(TASK DESCRIPTION): Transcribe all the entries word for word, but omit the images.

Extracted records
■ ■ ■ ■ ■ ■ ■
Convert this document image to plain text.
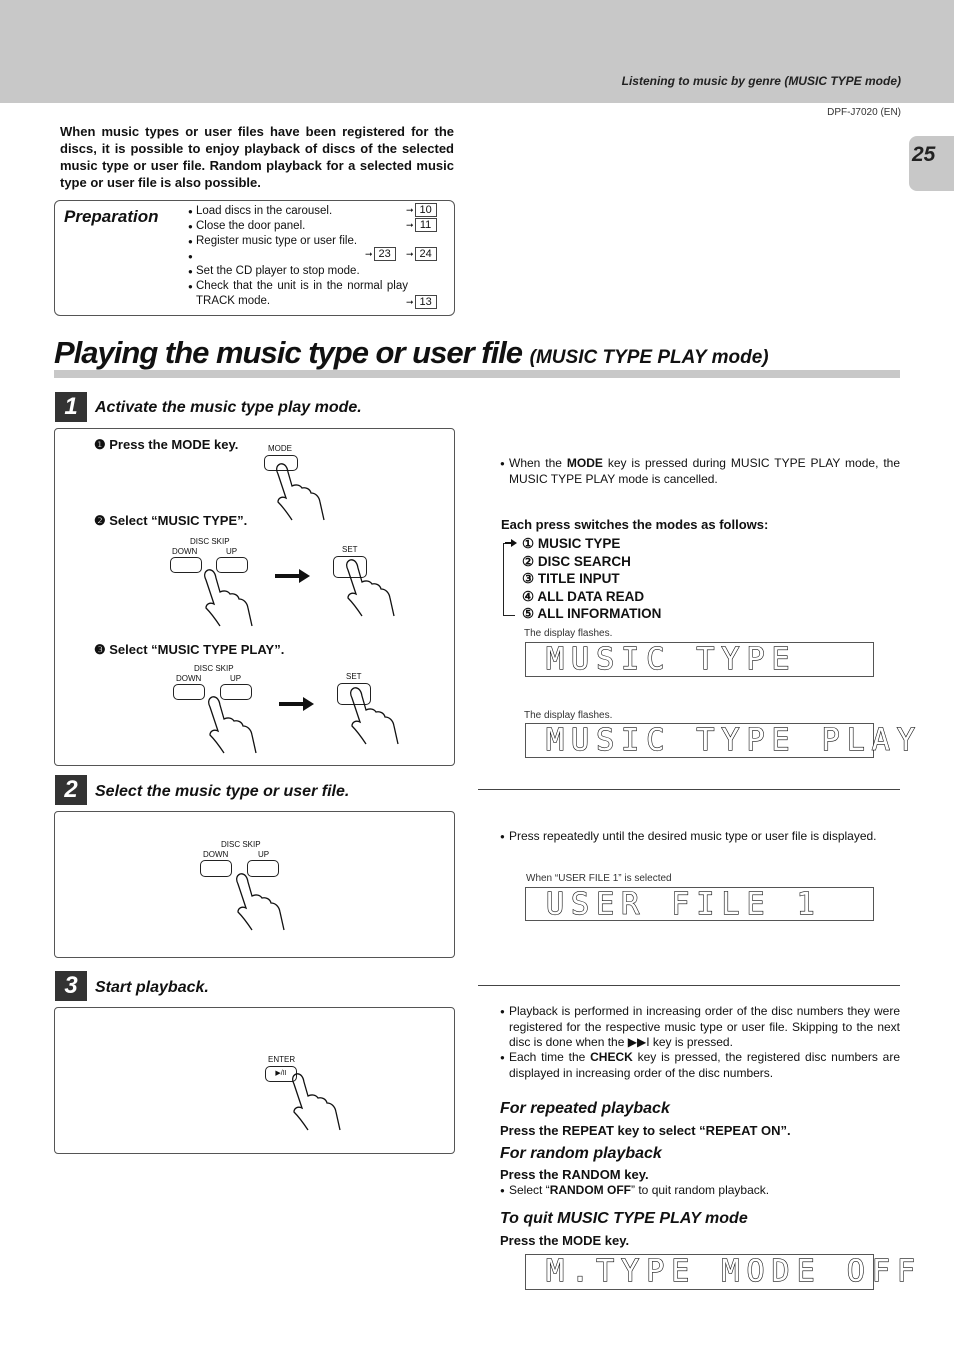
Listening to music by genre (MUSIC TYPE mode)
DPF-J7020 (EN)
25

When music types or user files have been registered for the discs, it is possible to enjoy playback of discs of the selected music type or user file. Random playback for a selected music type or user file is also possible.

Preparation
●	Load discs in the carousel.
● Close the door panel.
● Register music type or user file.
●
● Set the CD player to stop mode.
● Check that the unit is in the normal play TRACK mode.
➞ 10
➞ 11
➞ 23	➞ 24
➞ 13
Playing the music type or user file (MUSIC TYPE PLAY mode)
1	Activate the music type play mode.
❶ Press the MODE key.	MODE
❷ Select “MUSIC TYPE”.
DISC SKIP
DOWN	UP	SET
❸ Select “MUSIC TYPE PLAY”.
DISC SKIP
DOWN	UP	SET
● When the MODE key is pressed during MUSIC TYPE PLAY mode, the MUSIC TYPE PLAY mode is cancelled.
Each press switches the modes as follows:
① MUSIC TYPE
② DISC SEARCH
③ TITLE INPUT
④ ALL DATA READ
⑤ ALL INFORMATION
The display flashes.
MUSIC TYPE
The display flashes.
MUSIC TYPE PLAY
2	Select the music type or user file.
DISC SKIP
DOWN	UP
● Press repeatedly until the desired music type or user file is displayed.
When “USER FILE 1” is selected
USER FILE 1
3	Start playback.
ENTER
▶/II
● Playback is performed in increasing order of the disc numbers they were registered for the respective music type or user file. Skipping to the next disc is done when the ▶▶I key is pressed.
● Each time the CHECK key is pressed, the registered disc numbers are displayed in increasing order of the disc numbers.
For repeated playback
Press the REPEAT key to select “REPEAT ON”.
For random playback
Press the RANDOM key.
● Select “RANDOM OFF” to quit random playback.
To quit MUSIC TYPE PLAY mode
Press the MODE key.
M.TYPE MODE OFF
■ ■ ■ ■ ■ ■ ■
(ANSWER IN FULL):
Convert this document image to plain text.
Listening to music by genre (MUSIC TYPE mode)
DPF-J7020 (EN)
25

When music types or user files have been registered for the discs, it is possible to enjoy playback of discs of the selected music type or user file. Random playback for a selected music type or user file is also possible.

Preparation
●	Load discs in the carousel.
● Close the door panel.
● Register music type or user file.
●
● Set the CD player to stop mode.
● Check that the unit is in the normal play TRACK mode.
➞ 10
➞ 11
➞ 23	➞ 24
➞ 13
Playing the music type or user file (MUSIC TYPE PLAY mode)
1	Activate the music type play mode.
❶ Press the MODE key.	MODE
❷ Select “MUSIC TYPE”.
DISC SKIP
DOWN	UP	SET
❸ Select “MUSIC TYPE PLAY”.
DISC SKIP
DOWN	UP	SET
● When the MODE key is pressed during MUSIC TYPE PLAY mode, the MUSIC TYPE PLAY mode is cancelled.
Each press switches the modes as follows:
① MUSIC TYPE
② DISC SEARCH
③ TITLE INPUT
④ ALL DATA READ
⑤ ALL INFORMATION
The display flashes.
MUSIC TYPE
The display flashes.
MUSIC TYPE PLAY
2	Select the music type or user file.
DISC SKIP
DOWN	UP
● Press repeatedly until the desired music type or user file is displayed.
When “USER FILE 1” is selected
USER FILE 1
3	Start playback.
ENTER
▶/II
● Playback is performed in increasing order of the disc numbers they were registered for the respective music type or user file. Skipping to the next disc is done when the ▶▶I key is pressed.
● Each time the CHECK key is pressed, the registered disc numbers are displayed in increasing order of the disc numbers.
For repeated playback
Press the REPEAT key to select “REPEAT ON”.
For random playback
Press the RANDOM key.
● Select “RANDOM OFF” to quit random playback.
To quit MUSIC TYPE PLAY mode
Press the MODE key.
M.TYPE MODE OFF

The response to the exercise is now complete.